PROBLEM: From the listing below, return each line that includes "COMPOSITION".

RECORDED DATA:
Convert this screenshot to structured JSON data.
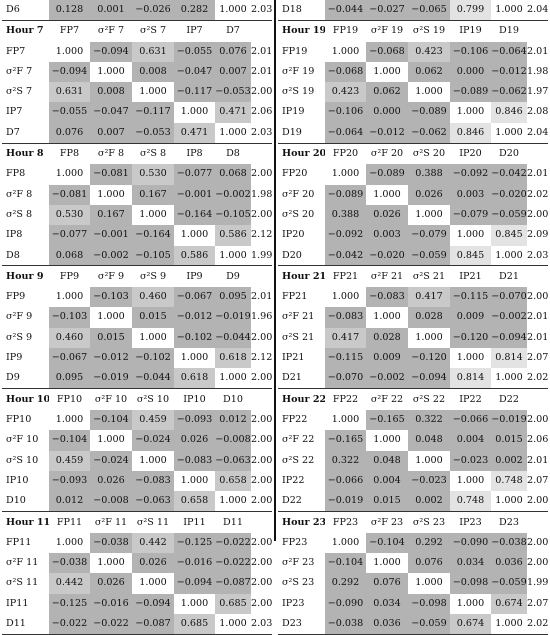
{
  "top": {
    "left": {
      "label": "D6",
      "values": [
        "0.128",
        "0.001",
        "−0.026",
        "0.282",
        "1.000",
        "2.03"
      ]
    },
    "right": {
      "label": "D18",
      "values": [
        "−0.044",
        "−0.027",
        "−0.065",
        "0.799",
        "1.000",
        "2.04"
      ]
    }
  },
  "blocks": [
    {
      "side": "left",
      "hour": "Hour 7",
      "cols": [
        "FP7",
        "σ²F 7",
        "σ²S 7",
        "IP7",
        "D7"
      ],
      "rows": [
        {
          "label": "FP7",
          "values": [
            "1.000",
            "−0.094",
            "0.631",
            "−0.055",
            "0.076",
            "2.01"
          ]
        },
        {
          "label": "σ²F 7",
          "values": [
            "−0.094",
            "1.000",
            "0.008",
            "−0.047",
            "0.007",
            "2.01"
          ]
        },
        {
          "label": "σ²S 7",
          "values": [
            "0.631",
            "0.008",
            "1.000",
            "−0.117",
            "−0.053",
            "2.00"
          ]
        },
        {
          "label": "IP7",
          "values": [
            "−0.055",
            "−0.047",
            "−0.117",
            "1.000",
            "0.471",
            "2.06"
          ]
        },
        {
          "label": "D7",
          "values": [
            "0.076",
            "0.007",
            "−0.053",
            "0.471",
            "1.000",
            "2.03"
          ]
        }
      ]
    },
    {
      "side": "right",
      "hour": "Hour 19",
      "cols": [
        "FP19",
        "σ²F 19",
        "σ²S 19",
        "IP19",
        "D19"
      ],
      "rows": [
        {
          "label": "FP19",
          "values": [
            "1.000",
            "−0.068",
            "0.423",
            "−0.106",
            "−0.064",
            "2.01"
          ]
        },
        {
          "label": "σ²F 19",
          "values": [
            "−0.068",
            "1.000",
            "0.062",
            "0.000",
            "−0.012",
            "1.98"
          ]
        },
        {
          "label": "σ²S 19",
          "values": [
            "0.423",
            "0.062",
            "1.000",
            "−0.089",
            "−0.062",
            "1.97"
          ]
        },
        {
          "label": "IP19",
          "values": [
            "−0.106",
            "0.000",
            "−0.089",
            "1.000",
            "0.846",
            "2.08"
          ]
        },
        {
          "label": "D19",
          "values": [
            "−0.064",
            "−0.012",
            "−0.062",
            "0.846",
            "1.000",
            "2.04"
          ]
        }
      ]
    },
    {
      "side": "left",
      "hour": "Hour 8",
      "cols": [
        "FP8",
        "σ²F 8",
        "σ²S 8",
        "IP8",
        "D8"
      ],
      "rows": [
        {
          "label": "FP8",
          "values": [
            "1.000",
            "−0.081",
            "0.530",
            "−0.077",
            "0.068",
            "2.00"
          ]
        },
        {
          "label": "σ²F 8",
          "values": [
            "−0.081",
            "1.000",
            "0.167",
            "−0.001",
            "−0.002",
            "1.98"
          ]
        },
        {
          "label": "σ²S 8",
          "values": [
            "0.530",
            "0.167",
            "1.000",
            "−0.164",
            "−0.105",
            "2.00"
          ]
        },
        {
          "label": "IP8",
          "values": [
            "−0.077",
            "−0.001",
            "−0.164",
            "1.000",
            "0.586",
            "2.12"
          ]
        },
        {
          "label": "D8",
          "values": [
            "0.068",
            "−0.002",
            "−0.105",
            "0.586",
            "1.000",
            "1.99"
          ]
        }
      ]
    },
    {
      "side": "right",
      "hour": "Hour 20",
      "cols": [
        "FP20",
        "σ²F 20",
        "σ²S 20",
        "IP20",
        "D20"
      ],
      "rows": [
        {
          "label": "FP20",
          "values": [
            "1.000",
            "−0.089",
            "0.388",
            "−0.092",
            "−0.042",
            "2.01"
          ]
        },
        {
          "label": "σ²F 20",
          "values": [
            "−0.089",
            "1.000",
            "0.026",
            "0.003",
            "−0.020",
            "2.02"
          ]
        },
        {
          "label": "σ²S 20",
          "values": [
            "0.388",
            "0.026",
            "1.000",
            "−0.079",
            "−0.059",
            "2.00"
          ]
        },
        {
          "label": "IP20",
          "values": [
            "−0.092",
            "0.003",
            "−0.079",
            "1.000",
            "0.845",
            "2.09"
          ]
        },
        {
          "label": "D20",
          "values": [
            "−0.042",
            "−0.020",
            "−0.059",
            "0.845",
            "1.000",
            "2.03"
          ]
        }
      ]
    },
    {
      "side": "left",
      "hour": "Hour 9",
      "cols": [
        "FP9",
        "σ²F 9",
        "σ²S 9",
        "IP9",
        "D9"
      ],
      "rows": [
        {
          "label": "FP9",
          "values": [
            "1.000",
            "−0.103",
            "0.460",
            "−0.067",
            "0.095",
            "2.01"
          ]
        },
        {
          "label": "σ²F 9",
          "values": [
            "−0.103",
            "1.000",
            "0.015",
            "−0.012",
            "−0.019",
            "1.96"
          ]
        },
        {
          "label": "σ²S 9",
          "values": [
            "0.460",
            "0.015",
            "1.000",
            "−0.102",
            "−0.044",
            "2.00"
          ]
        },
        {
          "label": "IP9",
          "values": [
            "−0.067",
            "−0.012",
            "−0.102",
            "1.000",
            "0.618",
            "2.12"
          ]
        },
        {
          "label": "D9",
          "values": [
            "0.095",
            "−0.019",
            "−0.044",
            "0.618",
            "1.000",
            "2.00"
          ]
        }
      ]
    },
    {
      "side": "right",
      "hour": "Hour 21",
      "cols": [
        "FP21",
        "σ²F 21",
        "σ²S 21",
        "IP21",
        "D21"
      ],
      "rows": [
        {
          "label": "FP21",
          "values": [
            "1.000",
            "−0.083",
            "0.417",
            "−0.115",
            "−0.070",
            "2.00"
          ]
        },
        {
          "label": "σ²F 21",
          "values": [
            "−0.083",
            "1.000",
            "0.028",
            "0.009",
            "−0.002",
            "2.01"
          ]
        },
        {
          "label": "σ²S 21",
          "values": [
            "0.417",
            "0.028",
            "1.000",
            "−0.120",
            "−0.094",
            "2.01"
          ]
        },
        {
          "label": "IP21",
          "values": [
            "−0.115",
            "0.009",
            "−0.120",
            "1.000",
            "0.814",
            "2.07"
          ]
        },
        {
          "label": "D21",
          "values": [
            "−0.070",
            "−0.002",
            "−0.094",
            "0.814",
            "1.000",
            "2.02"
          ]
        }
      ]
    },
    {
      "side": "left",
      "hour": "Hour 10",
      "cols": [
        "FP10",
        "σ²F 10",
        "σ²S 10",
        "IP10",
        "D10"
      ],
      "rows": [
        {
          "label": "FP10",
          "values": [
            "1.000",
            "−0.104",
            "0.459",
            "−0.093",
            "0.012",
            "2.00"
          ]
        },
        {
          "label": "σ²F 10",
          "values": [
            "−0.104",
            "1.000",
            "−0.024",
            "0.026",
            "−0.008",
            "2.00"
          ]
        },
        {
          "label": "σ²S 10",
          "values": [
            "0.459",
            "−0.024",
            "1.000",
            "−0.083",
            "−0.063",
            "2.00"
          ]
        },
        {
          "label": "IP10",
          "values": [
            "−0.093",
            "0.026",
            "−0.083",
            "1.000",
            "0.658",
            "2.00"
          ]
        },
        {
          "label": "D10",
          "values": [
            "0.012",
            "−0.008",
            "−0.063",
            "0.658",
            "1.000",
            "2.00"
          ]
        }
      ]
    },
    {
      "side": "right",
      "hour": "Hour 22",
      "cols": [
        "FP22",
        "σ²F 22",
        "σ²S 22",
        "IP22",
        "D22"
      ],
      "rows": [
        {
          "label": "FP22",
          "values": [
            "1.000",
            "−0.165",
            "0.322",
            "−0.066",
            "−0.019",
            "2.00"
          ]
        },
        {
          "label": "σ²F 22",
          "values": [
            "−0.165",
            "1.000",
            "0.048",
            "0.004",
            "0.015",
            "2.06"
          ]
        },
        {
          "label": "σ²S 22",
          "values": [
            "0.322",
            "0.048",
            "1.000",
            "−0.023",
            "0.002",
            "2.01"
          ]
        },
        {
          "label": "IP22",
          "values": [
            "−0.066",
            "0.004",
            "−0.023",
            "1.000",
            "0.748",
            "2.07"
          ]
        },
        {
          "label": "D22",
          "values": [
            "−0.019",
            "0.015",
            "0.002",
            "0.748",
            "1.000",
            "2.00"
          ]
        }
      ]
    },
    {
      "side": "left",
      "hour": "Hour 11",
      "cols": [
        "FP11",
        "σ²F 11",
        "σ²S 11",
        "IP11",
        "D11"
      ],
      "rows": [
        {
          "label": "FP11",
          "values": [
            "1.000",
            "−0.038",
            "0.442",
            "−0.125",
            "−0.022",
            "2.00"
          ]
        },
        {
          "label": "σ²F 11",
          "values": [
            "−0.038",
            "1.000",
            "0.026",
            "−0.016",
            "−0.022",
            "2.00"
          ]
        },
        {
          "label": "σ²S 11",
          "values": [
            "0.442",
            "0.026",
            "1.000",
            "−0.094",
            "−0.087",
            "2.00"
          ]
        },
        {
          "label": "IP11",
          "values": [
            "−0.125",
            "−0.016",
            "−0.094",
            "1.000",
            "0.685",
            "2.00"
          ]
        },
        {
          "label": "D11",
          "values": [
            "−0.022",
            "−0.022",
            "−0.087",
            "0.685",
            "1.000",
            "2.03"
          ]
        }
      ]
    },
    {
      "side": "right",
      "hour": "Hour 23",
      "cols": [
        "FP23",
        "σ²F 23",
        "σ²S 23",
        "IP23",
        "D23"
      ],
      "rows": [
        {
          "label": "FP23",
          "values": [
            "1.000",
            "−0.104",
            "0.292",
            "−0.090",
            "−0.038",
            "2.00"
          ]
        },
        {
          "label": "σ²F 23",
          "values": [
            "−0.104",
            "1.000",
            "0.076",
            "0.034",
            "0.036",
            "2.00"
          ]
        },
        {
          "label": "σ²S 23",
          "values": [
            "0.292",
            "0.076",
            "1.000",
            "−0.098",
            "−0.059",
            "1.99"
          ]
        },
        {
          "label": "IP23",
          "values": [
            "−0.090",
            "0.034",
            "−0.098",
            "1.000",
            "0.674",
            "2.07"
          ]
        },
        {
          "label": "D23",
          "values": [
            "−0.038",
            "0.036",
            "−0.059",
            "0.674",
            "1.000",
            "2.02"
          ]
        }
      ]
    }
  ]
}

* * *

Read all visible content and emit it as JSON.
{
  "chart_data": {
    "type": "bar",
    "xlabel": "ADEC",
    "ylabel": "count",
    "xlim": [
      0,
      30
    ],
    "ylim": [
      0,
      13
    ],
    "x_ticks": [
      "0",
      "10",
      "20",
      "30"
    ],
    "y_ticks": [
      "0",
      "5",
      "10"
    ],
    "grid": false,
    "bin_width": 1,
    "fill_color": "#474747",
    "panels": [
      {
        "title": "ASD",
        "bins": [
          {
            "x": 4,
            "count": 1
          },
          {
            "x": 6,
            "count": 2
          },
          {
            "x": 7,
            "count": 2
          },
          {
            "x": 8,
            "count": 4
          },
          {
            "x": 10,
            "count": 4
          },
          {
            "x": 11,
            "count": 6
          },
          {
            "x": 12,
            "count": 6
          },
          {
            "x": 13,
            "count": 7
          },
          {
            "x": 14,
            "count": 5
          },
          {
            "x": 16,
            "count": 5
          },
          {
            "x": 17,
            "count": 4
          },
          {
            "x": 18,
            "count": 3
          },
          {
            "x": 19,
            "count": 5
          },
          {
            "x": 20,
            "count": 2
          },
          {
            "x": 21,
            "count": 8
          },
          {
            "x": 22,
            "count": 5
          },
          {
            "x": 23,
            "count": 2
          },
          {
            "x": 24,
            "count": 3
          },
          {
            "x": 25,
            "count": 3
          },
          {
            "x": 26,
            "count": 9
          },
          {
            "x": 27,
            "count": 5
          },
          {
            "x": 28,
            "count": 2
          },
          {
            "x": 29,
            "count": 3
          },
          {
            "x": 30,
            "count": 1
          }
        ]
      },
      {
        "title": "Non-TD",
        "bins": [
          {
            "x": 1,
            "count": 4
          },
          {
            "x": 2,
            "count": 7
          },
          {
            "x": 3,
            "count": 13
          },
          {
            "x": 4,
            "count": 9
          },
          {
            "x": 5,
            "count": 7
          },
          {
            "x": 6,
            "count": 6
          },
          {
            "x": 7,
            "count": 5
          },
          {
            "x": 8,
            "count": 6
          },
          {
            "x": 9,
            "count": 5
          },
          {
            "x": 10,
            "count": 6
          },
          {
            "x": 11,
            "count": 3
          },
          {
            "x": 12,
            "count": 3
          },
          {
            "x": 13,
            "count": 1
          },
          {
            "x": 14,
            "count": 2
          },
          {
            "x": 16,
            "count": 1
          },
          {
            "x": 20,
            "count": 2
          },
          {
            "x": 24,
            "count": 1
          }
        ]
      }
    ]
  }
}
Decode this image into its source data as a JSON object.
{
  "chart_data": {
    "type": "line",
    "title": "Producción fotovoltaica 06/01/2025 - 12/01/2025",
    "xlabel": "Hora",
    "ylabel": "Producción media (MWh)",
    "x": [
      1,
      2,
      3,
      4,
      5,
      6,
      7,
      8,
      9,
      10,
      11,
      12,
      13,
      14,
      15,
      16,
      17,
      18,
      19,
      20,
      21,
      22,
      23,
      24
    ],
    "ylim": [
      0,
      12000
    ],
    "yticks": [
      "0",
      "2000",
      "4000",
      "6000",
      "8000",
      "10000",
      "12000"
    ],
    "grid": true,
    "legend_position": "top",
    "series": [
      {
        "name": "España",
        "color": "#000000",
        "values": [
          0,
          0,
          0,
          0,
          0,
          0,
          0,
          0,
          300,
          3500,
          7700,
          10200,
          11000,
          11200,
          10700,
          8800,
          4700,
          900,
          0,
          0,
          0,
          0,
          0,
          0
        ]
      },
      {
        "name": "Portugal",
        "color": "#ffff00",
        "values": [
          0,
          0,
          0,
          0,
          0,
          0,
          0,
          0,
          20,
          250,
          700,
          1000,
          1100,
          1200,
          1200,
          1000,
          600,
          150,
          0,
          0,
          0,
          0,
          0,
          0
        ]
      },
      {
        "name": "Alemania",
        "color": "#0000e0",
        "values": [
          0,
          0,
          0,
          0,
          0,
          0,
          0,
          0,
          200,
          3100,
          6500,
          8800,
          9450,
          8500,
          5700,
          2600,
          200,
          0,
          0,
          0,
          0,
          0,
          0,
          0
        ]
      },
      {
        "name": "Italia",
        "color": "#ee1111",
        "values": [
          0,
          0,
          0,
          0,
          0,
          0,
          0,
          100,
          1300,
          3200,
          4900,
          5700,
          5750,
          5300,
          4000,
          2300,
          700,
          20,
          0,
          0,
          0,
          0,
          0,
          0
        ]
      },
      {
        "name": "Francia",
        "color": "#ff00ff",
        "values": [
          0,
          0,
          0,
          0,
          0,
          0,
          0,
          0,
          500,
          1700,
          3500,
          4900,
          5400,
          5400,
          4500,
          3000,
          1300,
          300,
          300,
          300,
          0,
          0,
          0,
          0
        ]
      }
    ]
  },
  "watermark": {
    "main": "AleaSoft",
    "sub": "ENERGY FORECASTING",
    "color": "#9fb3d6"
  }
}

==

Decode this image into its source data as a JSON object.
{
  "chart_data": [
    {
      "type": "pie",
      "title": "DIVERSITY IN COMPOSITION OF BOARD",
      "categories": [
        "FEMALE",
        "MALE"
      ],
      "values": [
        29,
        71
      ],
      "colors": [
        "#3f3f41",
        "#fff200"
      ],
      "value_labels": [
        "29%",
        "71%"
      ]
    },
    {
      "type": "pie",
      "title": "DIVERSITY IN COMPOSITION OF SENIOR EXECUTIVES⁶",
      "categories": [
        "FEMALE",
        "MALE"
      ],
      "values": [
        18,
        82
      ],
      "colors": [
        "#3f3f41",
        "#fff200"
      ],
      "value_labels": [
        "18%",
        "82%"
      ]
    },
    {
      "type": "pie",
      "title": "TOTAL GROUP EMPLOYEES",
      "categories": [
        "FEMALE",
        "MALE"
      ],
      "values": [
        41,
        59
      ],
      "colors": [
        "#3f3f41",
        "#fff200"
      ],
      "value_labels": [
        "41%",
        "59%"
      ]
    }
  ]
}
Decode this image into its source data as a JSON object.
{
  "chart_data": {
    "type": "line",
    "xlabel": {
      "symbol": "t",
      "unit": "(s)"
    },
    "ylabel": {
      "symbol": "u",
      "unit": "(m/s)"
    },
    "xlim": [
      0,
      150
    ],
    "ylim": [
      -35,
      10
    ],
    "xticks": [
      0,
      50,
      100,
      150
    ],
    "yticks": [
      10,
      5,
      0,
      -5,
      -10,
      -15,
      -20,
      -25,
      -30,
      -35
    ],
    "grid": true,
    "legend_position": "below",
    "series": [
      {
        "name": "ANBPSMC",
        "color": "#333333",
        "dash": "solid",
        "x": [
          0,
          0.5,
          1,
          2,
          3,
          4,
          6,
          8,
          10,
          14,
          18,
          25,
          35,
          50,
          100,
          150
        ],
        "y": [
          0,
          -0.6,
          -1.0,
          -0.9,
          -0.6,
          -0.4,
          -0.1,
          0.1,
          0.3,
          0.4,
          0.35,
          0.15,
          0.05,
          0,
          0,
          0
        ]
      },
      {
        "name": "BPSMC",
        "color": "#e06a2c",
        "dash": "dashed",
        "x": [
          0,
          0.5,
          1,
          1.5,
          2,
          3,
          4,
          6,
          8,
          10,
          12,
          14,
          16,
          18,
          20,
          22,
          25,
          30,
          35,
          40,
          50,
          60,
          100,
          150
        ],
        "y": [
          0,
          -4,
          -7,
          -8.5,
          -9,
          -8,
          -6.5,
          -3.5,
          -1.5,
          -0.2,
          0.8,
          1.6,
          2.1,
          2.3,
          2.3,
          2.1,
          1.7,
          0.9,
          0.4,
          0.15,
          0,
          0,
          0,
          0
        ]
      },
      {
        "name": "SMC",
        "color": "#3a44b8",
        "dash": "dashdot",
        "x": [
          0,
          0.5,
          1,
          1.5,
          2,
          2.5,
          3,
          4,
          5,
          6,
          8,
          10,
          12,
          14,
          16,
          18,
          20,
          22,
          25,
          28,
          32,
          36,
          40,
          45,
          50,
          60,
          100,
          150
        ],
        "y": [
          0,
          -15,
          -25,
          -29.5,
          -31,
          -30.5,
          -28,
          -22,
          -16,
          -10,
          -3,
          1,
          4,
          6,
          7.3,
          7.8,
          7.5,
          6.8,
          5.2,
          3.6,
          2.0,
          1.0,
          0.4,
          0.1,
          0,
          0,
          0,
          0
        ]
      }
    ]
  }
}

REPLY:
      "title": "DIVERSITY IN COMPOSITION OF BOARD",
      "title": "DIVERSITY IN COMPOSITION OF SENIOR EXECUTIVES⁶",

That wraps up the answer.